GIVEN PROBLEM
Look through the data below and return each line where "TRONCOSO" appears.

RECORDS FOR THIS EXERCISE
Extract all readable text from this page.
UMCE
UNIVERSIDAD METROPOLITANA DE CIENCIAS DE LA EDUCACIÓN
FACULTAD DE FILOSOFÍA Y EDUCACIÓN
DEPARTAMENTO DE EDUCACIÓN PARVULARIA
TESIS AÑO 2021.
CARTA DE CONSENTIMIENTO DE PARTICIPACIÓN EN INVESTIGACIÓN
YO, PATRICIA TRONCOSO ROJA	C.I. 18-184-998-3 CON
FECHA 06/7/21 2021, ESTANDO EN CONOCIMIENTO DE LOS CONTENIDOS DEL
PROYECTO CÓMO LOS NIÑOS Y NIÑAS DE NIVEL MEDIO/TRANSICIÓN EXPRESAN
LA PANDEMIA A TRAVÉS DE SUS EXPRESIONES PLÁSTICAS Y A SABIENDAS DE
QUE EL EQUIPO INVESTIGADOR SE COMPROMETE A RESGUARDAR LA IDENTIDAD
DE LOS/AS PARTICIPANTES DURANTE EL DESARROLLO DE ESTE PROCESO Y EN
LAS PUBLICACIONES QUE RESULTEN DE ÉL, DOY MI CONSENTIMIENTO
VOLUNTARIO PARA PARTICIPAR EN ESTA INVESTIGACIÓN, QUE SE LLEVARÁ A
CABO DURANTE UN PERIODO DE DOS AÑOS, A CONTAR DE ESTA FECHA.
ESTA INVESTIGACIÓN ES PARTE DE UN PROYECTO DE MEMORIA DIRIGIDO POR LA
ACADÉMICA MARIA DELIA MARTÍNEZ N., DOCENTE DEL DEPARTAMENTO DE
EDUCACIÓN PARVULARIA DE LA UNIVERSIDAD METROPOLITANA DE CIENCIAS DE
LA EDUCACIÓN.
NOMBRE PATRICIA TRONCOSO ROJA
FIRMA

EXERCISE ANSWER
YO, PATRICIA TRONCOSO ROJA	C.I. 18-184-998-3 CON
NOMBRE PATRICIA TRONCOSO ROJA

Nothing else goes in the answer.